■ To do ■
Omit the pictures from the entries below and retype everything else exactly.

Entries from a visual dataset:

※

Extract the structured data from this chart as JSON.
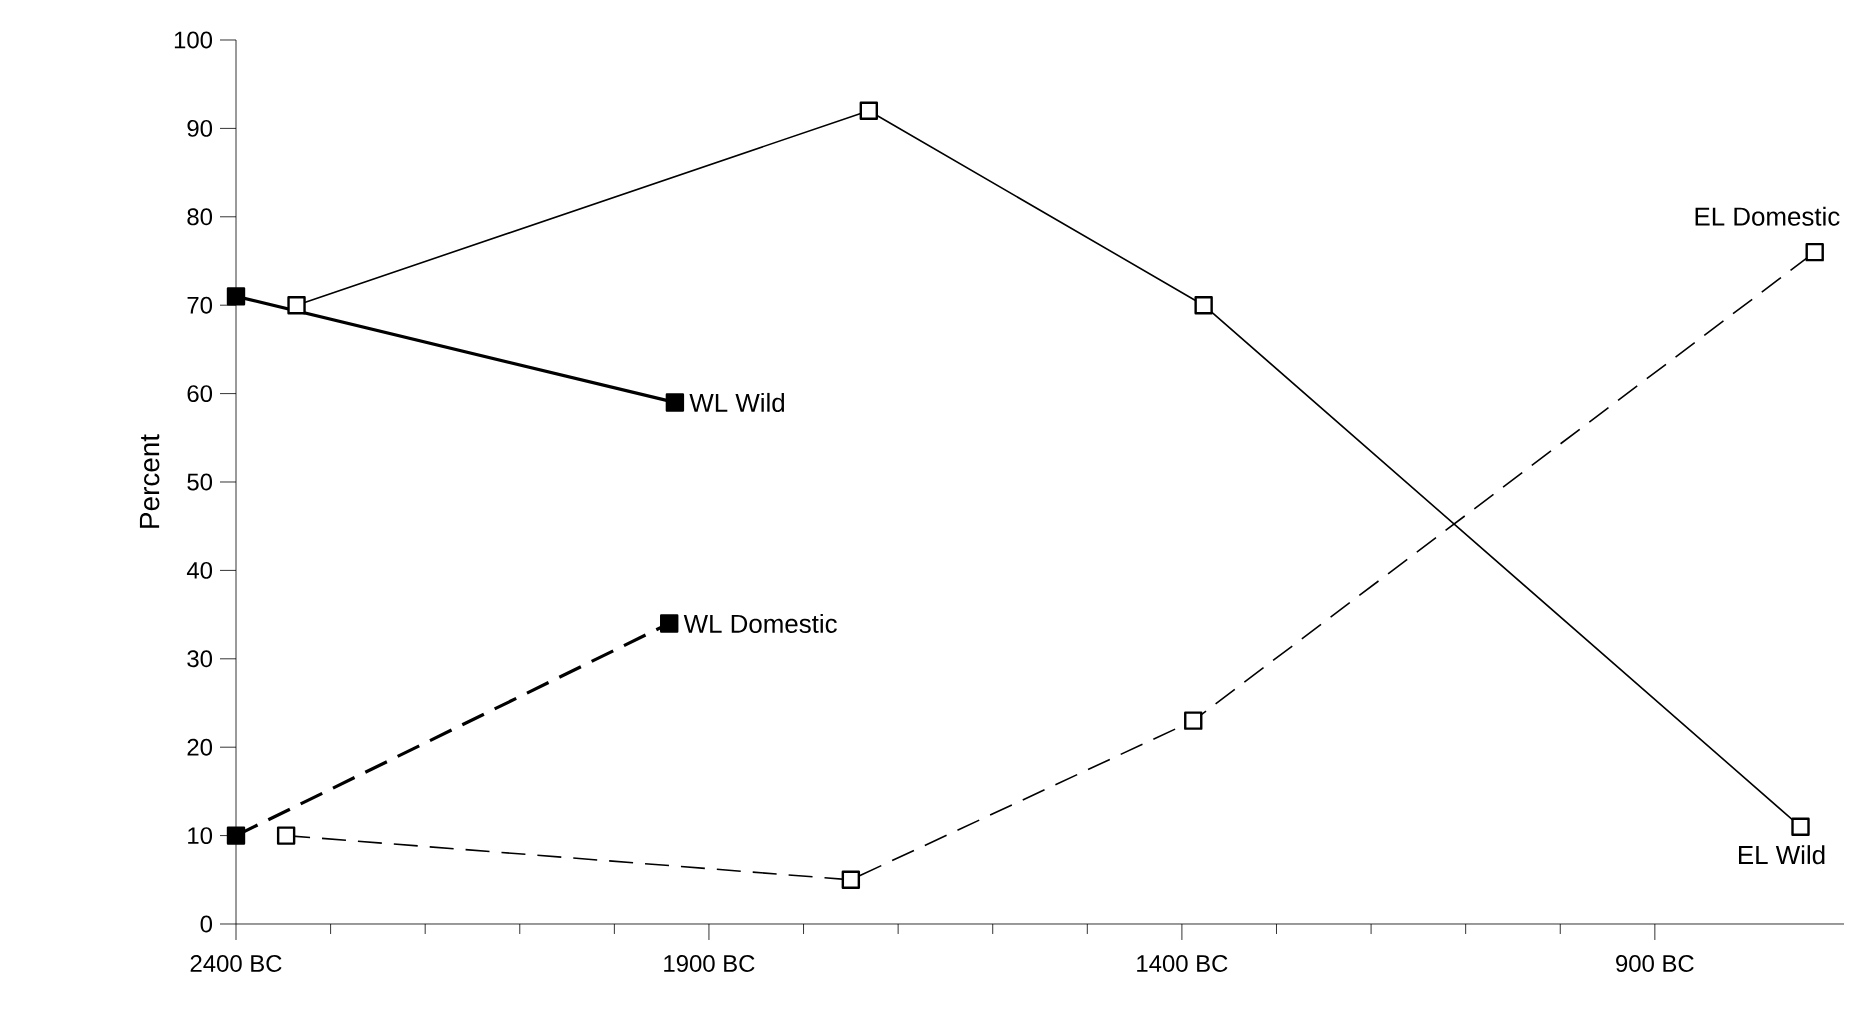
{
  "chart_data": {
    "type": "line",
    "ylabel": "Percent",
    "xlim": [
      -2400,
      -700
    ],
    "ylim": [
      0,
      100
    ],
    "xticks": [
      {
        "value": -2400,
        "label": "2400 BC"
      },
      {
        "value": -1900,
        "label": "1900 BC"
      },
      {
        "value": -1400,
        "label": "1400 BC"
      },
      {
        "value": -900,
        "label": "900 BC"
      }
    ],
    "yticks": [
      0,
      10,
      20,
      30,
      40,
      50,
      60,
      70,
      80,
      90,
      100
    ],
    "grid": false,
    "legend": false,
    "marker": "square",
    "series": [
      {
        "name": "WL Wild",
        "color": "#000000",
        "line_style": "solid",
        "x": [
          -2400,
          -1936
        ],
        "values": [
          71,
          59
        ]
      },
      {
        "name": "WL Domestic",
        "color": "#000000",
        "line_style": "dashed",
        "x": [
          -2400,
          -1942
        ],
        "values": [
          10,
          34
        ]
      },
      {
        "name": "EL Wild",
        "color": "#000000",
        "line_style": "solid",
        "x": [
          -2336,
          -1731,
          -1377,
          -746
        ],
        "values": [
          70,
          92,
          70,
          11
        ]
      },
      {
        "name": "EL Domestic",
        "color": "#000000",
        "line_style": "dashed",
        "x": [
          -2347,
          -1750,
          -1388,
          -731
        ],
        "values": [
          10,
          5,
          23,
          76
        ]
      }
    ]
  }
}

※

■ Solution to this exercise ■
Extract the structured data from this chart as JSON.
{
  "chart_data": {
    "type": "line",
    "ylabel": "Percent",
    "xlim": [
      -2400,
      -700
    ],
    "ylim": [
      0,
      100
    ],
    "xticks": [
      {
        "value": -2400,
        "label": "2400 BC"
      },
      {
        "value": -1900,
        "label": "1900 BC"
      },
      {
        "value": -1400,
        "label": "1400 BC"
      },
      {
        "value": -900,
        "label": "900 BC"
      }
    ],
    "yticks": [
      0,
      10,
      20,
      30,
      40,
      50,
      60,
      70,
      80,
      90,
      100
    ],
    "grid": false,
    "legend": false,
    "marker": "square",
    "series": [
      {
        "name": "WL Wild",
        "color": "#000000",
        "line_style": "solid",
        "x": [
          -2400,
          -1936
        ],
        "values": [
          71,
          59
        ]
      },
      {
        "name": "WL Domestic",
        "color": "#000000",
        "line_style": "dashed",
        "x": [
          -2400,
          -1942
        ],
        "values": [
          10,
          34
        ]
      },
      {
        "name": "EL Wild",
        "color": "#000000",
        "line_style": "solid",
        "x": [
          -2336,
          -1731,
          -1377,
          -746
        ],
        "values": [
          70,
          92,
          70,
          11
        ]
      },
      {
        "name": "EL Domestic",
        "color": "#000000",
        "line_style": "dashed",
        "x": [
          -2347,
          -1750,
          -1388,
          -731
        ],
        "values": [
          10,
          5,
          23,
          76
        ]
      }
    ]
  }
}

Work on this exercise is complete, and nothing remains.